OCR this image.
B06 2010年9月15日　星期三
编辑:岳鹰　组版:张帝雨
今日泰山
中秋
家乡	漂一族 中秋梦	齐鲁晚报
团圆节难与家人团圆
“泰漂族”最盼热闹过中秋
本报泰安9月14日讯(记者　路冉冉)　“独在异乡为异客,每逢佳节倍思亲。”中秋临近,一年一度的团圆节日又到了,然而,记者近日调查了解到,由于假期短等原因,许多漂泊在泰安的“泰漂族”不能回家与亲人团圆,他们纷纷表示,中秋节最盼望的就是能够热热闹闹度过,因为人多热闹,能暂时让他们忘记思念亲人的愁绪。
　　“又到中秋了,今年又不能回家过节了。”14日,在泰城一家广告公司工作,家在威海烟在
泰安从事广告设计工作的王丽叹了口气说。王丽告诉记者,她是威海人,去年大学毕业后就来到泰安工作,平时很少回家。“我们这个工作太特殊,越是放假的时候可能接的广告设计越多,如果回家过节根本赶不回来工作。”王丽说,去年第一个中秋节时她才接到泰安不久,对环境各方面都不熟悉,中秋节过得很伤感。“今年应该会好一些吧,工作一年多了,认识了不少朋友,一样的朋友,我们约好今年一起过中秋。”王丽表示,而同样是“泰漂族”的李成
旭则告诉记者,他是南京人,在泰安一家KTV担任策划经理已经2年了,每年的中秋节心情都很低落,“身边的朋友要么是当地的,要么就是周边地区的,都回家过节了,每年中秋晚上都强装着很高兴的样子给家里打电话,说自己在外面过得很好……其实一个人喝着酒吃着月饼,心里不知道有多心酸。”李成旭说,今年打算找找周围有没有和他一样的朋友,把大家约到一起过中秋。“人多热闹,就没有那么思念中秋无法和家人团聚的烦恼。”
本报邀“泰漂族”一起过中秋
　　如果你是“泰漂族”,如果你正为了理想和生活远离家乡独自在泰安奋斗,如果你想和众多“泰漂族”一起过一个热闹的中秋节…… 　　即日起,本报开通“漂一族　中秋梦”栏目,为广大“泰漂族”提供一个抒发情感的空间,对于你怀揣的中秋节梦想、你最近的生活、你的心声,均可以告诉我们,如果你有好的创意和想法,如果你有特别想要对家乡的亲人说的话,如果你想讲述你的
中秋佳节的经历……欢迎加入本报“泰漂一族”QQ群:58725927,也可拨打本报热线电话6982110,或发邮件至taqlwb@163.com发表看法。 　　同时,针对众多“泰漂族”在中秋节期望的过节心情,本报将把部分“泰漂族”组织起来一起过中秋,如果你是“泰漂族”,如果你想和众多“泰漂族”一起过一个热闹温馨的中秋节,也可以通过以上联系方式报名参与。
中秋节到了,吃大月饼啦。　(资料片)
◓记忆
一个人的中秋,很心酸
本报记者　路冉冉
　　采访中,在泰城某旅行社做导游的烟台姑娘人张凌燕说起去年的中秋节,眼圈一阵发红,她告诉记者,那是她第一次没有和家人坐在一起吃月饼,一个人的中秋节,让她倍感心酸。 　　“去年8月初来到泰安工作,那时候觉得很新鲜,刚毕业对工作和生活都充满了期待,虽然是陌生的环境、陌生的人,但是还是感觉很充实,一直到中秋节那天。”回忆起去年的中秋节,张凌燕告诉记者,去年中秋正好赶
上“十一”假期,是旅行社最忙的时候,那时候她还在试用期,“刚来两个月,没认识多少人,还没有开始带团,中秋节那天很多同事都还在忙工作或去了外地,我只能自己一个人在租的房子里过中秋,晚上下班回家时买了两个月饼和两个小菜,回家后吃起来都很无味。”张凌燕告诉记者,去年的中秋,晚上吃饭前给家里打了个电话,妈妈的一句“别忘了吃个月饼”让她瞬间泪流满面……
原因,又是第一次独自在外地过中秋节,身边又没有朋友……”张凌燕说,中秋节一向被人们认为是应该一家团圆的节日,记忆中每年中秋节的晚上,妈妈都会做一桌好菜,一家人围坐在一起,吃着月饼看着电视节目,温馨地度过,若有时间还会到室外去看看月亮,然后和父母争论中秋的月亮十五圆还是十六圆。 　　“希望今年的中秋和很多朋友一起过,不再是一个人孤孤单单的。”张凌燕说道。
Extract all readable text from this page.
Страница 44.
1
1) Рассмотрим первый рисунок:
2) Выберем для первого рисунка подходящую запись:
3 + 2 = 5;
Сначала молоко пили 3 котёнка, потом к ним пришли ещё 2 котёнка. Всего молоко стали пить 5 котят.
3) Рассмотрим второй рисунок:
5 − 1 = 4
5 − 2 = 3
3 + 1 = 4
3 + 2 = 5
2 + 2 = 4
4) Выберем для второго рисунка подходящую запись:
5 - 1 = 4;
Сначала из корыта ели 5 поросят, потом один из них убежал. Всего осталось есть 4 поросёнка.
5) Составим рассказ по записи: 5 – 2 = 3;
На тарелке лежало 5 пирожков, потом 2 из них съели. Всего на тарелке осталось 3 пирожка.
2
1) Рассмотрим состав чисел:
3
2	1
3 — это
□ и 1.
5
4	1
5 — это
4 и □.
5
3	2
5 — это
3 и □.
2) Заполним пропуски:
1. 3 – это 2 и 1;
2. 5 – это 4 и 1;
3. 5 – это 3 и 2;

YOUR OBJECTIVE: Extract each line holding the string "如果你是".

WRITTEN ANSWER:
　　如果你是“泰漂族”,如果你正为了理想和生活远离家乡独自在泰安奋斗,如果你想和众多“泰漂族”一起过一个热闹的中秋节…… 　　即日起,本报开通“漂一族　中秋梦”栏目,为广大“泰漂族”提供一个抒发情感的空间,对于你怀揣的中秋节梦想、你最近的生活、你的心声,均可以告诉我们,如果你有好的创意和想法,如果你有特别想要对家乡的亲人说的话,如果你想讲述你的
中秋佳节的经历……欢迎加入本报“泰漂一族”QQ群:58725927,也可拨打本报热线电话6982110,或发邮件至taqlwb@163.com发表看法。 　　同时,针对众多“泰漂族”在中秋节期望的过节心情,本报将把部分“泰漂族”组织起来一起过中秋,如果你是“泰漂族”,如果你想和众多“泰漂族”一起过一个热闹温馨的中秋节,也可以通过以上联系方式报名参与。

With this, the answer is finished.